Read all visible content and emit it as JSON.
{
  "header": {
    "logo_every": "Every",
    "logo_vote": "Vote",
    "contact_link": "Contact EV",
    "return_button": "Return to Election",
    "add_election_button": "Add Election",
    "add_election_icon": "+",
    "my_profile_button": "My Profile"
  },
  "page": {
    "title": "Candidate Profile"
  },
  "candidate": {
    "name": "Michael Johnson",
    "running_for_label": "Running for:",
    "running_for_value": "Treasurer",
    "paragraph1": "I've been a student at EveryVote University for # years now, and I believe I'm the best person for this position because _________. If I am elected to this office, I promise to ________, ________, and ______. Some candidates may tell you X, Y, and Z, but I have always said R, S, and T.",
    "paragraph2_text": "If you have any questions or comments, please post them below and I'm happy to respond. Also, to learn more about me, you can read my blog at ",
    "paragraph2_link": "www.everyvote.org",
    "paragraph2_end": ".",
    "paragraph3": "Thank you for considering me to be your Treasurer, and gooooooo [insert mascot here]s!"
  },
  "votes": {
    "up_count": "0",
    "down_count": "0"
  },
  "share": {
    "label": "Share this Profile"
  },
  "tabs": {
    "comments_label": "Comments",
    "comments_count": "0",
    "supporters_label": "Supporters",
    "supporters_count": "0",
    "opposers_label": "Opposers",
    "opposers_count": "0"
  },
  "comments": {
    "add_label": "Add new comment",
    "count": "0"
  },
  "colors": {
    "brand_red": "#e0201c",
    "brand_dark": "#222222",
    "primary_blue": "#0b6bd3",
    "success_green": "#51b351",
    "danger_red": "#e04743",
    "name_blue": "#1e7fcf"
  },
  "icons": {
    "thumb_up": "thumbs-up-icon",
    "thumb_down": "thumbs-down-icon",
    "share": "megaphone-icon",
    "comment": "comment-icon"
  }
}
----
» TASK DESCRIPTION
Reproduce the records above exactly as they appear.

» COMPLETED TASK
Read all visible content and emit it as JSON.
{
  "header": {
    "logo_every": "Every",
    "logo_vote": "Vote",
    "contact_link": "Contact EV",
    "return_button": "Return to Election",
    "add_election_button": "Add Election",
    "add_election_icon": "+",
    "my_profile_button": "My Profile"
  },
  "page": {
    "title": "Candidate Profile"
  },
  "candidate": {
    "name": "Michael Johnson",
    "running_for_label": "Running for:",
    "running_for_value": "Treasurer",
    "paragraph1": "I've been a student at EveryVote University for # years now, and I believe I'm the best person for this position because _________. If I am elected to this office, I promise to ________, ________, and ______. Some candidates may tell you X, Y, and Z, but I have always said R, S, and T.",
    "paragraph2_text": "If you have any questions or comments, please post them below and I'm happy to respond. Also, to learn more about me, you can read my blog at ",
    "paragraph2_link": "www.everyvote.org",
    "paragraph2_end": ".",
    "paragraph3": "Thank you for considering me to be your Treasurer, and gooooooo [insert mascot here]s!"
  },
  "votes": {
    "up_count": "0",
    "down_count": "0"
  },
  "share": {
    "label": "Share this Profile"
  },
  "tabs": {
    "comments_label": "Comments",
    "comments_count": "0",
    "supporters_label": "Supporters",
    "supporters_count": "0",
    "opposers_label": "Opposers",
    "opposers_count": "0"
  },
  "comments": {
    "add_label": "Add new comment",
    "count": "0"
  },
  "colors": {
    "brand_red": "#e0201c",
    "brand_dark": "#222222",
    "primary_blue": "#0b6bd3",
    "success_green": "#51b351",
    "danger_red": "#e04743",
    "name_blue": "#1e7fcf"
  },
  "icons": {
    "thumb_up": "thumbs-up-icon",
    "thumb_down": "thumbs-down-icon",
    "share": "megaphone-icon",
    "comment": "comment-icon"
  }
}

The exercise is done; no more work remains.